- [Exercise directions]: Examine the entries below, count the lines holding the string "Price", and respond with the number only.

- [Data in this exercise]:

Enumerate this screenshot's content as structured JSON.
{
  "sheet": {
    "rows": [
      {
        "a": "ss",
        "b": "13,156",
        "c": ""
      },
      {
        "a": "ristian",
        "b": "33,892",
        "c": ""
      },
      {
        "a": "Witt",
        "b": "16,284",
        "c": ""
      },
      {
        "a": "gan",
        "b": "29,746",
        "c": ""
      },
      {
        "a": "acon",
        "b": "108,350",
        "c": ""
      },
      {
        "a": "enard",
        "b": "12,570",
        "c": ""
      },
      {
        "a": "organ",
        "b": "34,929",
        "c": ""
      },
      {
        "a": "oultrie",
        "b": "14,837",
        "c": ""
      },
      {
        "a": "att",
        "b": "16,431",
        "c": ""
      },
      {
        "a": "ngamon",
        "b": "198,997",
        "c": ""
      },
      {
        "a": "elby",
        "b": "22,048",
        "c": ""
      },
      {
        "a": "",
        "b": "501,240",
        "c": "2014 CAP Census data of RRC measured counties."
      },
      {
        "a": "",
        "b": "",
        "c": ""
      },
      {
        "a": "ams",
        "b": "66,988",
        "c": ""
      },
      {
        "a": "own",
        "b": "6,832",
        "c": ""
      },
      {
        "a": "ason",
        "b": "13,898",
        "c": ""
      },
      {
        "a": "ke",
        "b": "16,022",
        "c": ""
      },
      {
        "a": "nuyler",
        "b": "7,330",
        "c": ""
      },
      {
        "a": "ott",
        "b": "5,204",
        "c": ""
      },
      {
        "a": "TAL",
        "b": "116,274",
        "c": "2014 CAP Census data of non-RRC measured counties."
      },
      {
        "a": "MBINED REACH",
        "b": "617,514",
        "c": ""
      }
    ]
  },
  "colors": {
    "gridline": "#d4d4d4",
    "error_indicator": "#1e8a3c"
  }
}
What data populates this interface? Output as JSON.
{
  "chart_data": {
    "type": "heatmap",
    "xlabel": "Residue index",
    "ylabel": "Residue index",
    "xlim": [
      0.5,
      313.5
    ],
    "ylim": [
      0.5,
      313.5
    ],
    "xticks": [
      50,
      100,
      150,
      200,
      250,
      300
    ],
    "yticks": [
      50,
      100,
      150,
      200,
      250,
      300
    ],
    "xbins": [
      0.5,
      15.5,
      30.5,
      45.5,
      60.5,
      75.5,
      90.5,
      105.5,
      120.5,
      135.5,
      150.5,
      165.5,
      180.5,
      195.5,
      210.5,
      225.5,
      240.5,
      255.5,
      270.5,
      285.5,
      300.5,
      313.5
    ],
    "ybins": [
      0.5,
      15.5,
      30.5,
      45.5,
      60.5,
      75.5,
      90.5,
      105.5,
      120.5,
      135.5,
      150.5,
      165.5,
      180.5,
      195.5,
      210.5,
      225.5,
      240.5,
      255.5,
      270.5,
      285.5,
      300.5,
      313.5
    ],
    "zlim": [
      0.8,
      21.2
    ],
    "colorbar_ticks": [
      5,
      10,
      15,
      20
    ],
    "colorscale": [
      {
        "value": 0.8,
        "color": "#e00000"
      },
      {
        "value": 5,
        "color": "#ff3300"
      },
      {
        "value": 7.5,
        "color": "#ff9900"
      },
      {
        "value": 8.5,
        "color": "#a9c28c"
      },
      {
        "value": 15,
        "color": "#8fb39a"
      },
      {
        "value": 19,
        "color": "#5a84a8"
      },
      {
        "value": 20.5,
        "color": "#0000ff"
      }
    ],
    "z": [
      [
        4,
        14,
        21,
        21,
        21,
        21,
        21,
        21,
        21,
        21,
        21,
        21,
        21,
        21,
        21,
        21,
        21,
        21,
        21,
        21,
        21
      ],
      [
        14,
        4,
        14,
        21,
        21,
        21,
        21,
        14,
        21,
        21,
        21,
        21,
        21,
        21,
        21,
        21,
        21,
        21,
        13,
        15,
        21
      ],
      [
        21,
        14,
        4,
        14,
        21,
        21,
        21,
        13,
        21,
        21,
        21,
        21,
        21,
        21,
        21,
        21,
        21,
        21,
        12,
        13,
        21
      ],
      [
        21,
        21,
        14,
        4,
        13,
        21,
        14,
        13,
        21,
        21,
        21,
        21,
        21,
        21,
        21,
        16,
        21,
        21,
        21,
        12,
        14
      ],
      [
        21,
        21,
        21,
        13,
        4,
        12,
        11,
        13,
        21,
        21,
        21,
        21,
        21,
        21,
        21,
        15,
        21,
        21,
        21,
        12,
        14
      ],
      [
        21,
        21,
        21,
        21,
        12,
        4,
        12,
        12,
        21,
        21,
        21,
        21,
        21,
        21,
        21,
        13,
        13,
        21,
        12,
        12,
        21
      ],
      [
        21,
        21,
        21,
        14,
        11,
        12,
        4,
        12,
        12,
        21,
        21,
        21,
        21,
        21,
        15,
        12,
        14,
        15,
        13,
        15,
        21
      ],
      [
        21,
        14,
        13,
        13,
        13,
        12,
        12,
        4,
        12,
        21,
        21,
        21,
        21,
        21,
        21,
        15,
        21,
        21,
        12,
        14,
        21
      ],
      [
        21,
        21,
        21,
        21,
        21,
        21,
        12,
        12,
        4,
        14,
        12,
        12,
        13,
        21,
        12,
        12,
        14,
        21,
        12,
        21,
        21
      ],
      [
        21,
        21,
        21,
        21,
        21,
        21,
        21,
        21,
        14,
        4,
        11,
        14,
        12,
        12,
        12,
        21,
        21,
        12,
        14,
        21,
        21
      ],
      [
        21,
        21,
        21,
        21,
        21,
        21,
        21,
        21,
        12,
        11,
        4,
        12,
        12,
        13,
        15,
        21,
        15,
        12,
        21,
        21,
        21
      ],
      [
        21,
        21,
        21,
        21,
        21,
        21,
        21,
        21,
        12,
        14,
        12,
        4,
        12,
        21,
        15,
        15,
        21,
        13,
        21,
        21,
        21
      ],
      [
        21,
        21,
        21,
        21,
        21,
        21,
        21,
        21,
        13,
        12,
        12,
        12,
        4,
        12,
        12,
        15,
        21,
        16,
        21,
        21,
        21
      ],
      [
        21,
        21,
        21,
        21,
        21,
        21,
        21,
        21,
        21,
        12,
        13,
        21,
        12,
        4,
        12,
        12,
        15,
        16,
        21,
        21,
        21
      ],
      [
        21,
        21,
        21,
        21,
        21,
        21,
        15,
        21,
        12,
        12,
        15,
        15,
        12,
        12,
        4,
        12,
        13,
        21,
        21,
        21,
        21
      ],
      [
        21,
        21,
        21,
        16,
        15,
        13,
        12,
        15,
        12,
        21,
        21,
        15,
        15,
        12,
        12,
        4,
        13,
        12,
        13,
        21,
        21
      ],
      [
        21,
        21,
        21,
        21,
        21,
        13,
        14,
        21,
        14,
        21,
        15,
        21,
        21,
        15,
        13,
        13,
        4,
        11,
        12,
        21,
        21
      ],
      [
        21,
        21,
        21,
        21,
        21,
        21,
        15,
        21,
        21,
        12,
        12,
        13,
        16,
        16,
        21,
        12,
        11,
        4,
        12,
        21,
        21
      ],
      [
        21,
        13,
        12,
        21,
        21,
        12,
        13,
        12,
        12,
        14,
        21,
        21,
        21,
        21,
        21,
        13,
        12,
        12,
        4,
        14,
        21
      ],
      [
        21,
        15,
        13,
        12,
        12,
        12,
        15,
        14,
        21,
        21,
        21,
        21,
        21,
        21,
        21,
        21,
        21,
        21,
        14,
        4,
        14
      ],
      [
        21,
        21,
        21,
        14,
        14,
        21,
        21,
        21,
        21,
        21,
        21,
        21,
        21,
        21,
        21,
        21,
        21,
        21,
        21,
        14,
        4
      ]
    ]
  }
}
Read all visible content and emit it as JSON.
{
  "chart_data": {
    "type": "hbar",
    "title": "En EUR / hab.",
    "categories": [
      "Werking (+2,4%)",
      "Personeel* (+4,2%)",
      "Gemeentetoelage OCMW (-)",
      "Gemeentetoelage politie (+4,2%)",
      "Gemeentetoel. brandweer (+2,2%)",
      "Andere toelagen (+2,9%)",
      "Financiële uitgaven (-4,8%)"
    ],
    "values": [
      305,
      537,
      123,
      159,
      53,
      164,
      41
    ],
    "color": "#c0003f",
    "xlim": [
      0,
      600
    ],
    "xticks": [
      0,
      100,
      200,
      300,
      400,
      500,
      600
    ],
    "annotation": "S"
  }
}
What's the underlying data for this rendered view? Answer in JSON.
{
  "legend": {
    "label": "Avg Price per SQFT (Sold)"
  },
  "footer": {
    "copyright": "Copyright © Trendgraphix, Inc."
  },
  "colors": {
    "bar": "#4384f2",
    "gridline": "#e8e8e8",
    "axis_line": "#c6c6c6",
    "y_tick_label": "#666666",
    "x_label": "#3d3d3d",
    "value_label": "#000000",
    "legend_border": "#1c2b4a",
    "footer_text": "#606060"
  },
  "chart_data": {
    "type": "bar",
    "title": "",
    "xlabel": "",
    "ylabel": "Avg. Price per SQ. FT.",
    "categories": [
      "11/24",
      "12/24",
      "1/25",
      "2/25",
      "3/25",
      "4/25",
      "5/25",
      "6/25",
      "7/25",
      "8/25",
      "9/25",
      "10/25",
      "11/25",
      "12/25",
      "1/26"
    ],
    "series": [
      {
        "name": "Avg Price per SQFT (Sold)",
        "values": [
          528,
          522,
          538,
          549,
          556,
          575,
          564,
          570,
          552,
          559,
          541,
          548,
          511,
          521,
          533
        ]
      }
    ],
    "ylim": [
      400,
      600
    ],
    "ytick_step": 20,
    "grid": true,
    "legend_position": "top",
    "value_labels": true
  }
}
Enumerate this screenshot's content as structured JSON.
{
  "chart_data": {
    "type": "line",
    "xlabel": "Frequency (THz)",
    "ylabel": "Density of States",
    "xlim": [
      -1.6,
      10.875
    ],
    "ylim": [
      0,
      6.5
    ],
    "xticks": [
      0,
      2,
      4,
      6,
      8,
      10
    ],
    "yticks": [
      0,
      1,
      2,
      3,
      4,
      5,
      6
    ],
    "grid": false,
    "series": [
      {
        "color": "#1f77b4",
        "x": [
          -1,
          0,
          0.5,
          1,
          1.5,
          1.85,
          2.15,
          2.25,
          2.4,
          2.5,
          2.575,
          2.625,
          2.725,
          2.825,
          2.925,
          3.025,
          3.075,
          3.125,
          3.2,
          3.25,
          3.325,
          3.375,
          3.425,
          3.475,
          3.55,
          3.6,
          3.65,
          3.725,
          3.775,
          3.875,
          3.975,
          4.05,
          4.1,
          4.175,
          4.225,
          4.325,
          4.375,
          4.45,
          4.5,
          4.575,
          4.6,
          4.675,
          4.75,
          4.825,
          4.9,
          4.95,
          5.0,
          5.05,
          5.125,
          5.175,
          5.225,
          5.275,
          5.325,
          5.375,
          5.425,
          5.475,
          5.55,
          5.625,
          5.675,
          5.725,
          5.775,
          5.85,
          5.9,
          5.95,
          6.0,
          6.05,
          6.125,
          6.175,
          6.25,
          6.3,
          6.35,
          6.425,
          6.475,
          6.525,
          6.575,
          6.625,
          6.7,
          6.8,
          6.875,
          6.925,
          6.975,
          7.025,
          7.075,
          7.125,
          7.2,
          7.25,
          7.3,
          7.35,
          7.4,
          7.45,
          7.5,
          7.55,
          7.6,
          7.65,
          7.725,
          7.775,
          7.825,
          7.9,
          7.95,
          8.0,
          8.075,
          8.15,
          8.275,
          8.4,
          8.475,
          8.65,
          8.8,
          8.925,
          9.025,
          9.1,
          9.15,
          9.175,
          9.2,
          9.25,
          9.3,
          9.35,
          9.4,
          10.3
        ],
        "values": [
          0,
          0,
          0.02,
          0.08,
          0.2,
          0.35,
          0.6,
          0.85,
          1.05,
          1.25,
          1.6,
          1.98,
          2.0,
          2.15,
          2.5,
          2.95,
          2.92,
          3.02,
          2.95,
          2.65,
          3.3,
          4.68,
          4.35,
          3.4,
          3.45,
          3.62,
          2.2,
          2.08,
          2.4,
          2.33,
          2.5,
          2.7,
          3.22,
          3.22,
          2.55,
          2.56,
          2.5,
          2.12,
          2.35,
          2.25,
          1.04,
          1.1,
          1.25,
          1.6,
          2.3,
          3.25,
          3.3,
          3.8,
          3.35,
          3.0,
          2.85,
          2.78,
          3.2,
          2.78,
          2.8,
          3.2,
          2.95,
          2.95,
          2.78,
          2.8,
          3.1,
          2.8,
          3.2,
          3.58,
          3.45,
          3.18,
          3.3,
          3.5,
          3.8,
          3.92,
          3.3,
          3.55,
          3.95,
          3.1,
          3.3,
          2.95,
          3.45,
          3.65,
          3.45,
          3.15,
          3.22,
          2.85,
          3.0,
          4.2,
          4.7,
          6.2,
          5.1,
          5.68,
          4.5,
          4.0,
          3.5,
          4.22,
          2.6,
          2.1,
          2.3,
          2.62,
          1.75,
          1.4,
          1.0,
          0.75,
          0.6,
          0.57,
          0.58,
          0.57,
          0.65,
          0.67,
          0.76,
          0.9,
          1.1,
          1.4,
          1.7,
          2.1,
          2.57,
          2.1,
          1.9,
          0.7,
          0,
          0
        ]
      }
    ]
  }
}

- [Task answer]: 3